Selected extract Block Start

The Kingsport Community Band opens the fair at 10 a.m. on Saturday; other local musicians will perform every hour throughout the weekend fair.

Children will be busy as bees with fun nature-based crafts. Near the Preston House, children can make flower crowns to take home or wear as they dance around the maypole (Saturday at 2 p.m., Sunday at 3 p.m.) to tunes performed by the Junior Apprentice’s (JA) Old-Time Band. The JAs are a group of youth age 12-18 who learn about history and skills associated with rural early American life in Northeast Tennessee. For an additional $5, children can weave a basket at the Schoolhouse with the Tri-State Basket Guild; all fees will be used to purchase feed for Exchange Place’s (EP) beloved animals. Children can also try paper-making on the Roseland porch.

New this year, Talon Ridge Raptor Institute, a Kingsport-based nonprofit, will present their Eurasian eagle-owl and discuss their work to rescue injured raptors and their plans to develop the area’s only raptor rehabilitation facility.

Visit two of EP’s heritage animal residents in the pasture behind the Burow Museum: Bliss, an American Devon milking cow (a female with horns!) and Jenny, a Jerusalem donkey. As a bonus, two baby lambs will be visiting EP for the spring fair. Five chickens can be found behind the demonstration garden.

Keeping a long-standing seasonal ritual, TJ DeWitt will hand-shear EP’s five resident Cotswold sheep in the area between the Burow Museum and Quilt Barn. One sheep will be sheared at each of these times: Saturday at 11 a.m., 1 p.m. and 3 p.m., then Sunday at 1 p.m. and 3 p.m.

After visiting the animals, walk next door to Roseland where the Overmountain Weavers Guild will card the wool sheared from EP’s sheep and spin it into yarn as part of their “sheep to shawl” demonstration.

Other heritage attractions: On the front porch of the Preston House, John Alexander will demonstrate heritage broom-making (Saturday only), and Dorothy McMillan will make corn-husk dolls (Saturday and Sunday); completed projects will be available for sale. Interpreters, dressed in traditional attire from the 1850s, will share the history of EP in the Gaines Store, the Gathering Room of the Preston House, the Cook’s Cabin, the Blacksmith Forge, and the Kitchen. Eden’s Ridge Hearth Cookery Society and the JAs will be churning butter (Saturday) and baking (Sunday) in EP’s Kitchen. The JAs will also be working in the garden, around the wood shed, and shaping iron over the Blacksmith Forge. Don’t miss the chance to participate in the JA’s Tennessee Dancing Gourd Spin-Off near the Cook’s Cabin on both days of the fair.

Selected extract Block End
Entries supplied Block Start

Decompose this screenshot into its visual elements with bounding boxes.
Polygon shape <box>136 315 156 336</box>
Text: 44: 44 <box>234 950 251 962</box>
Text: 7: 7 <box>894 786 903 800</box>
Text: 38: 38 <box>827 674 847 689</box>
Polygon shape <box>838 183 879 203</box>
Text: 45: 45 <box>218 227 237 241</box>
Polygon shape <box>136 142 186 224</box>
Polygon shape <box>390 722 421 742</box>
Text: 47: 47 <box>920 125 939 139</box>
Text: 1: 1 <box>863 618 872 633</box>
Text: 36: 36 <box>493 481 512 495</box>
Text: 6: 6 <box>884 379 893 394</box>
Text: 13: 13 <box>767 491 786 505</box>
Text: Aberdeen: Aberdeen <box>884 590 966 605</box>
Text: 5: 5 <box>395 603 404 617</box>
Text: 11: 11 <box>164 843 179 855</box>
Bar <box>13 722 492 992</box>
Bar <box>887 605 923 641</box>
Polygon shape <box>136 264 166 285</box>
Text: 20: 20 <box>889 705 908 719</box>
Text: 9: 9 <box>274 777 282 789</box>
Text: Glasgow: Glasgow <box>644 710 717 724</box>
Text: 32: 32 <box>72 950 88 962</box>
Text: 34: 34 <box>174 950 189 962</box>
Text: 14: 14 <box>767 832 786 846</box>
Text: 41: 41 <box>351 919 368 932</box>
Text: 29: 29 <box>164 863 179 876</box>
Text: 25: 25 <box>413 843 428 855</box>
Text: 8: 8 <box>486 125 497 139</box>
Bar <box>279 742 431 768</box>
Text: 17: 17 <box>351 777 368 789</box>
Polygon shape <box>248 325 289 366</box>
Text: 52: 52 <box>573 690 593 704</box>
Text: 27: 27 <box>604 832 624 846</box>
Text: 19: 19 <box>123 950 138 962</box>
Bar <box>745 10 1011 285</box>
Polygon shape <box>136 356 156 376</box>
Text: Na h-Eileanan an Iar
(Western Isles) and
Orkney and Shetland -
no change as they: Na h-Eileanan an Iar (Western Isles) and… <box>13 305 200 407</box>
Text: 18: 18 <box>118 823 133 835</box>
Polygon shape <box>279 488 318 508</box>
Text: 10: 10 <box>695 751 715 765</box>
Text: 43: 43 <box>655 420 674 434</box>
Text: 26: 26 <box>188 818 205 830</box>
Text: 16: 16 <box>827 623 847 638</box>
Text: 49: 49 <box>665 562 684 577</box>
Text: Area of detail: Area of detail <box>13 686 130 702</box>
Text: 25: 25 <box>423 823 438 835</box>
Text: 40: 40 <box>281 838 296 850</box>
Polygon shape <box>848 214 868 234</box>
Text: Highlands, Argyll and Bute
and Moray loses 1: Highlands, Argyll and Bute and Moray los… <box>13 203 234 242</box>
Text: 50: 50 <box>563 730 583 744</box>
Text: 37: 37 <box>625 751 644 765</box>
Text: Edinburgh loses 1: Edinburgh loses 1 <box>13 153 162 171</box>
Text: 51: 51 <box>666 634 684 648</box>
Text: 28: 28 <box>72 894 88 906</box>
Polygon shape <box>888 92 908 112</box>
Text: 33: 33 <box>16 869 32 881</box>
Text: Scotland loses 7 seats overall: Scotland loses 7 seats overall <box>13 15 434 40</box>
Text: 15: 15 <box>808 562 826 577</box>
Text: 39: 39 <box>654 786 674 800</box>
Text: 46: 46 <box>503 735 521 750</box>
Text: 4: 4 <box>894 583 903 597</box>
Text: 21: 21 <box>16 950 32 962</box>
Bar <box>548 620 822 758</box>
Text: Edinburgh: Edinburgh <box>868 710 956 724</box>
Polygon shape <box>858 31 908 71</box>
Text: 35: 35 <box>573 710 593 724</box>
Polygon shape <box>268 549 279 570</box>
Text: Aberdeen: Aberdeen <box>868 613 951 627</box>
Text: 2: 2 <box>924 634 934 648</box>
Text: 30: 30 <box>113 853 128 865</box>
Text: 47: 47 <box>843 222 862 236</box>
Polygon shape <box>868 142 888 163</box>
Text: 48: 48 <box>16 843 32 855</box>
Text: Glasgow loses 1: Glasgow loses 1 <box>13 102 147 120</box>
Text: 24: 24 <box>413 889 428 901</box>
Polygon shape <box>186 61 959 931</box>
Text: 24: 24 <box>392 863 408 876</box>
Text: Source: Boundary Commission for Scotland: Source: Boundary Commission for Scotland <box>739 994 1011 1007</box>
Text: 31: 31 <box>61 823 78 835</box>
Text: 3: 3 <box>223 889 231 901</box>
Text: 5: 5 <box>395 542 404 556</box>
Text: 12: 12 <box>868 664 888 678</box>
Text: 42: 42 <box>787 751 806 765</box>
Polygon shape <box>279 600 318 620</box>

Entries supplied Block End

- _Work task A_
Translate this sentence from the fair announcement into Spanish: "Five chickens can be found behind the demonstration garden."
- _Work task B_
Extract the part of the fair announcement that opens with the words "Visit two of" and closes with "the demonstration garden.".
- _Work task C_
Write what comes next in the fair announcement, starting after its final sentence.
The rows have nothing to do with the fair announcement.

- _Response box A_
Se pueden encontrar cinco gallinas detrás del huerto de demostración.

- _Response box B_
Visit two of EP’s heritage animal residents in the pasture behind the Burow Museum: Bliss, an American Devon milking cow (a female with horns!) and Jenny, a Jerusalem donkey. As a bonus, two baby lambs will be visiting EP for the spring fair. Five chickens can be found behind the demonstration garden.

- _Response box C_
After touring the vendors and demonstrations, visit the Museum Gift Shop, fully stocked with vintage toys and EP-branded items as well as handcrafted arts and crafts from regional artists.

Food vendors will sell barbecue, beef and vegetarian hot dogs, freshly squeezed lemonade, coffee, roasted (on-site) almonds and other nuts, kettle corn, ice cream, cinnamon rolls, cookies, pound cake, coffee cake, bread, and fresh eggs throughout the weekend.

For more information, please visit the Exchange Place (EP) website (exchangeplacetn.org), follow us on Facebook (ExchangePlaceKingsport) and Instagram (exchangeplacetn), or call 423-288-6071.

Exchange Place is a nonprofit, volunteer-run living history farm, educational facility and regional attraction that seeks to preserve, protect, interpret and manage the history, heritage and artifacts related to mid-19th-century farm life in Northeast Tennessee.

Music Schedule for Saturday, April 25

10 a.m.-11 a.m. Kingsport Community Band
11 a.m.-noon PineyPicker Dulcimer Group
noon-1 p.m. Renaissance Strings Dulcimers
1 p.m.-2 p.m. Jim and Ann Gates
2 p.m.-3 p.m. Junior Apprentice Band/Maypole dancing
3 p.m.-4 p.m. “Red and Grey”

Music Schedule for Sunday, April 26

noon-1 p.m. Richard Phillips
1 p.m.-2 p.m. Martha Egan — Bring a pennywhistle to play; no experience required.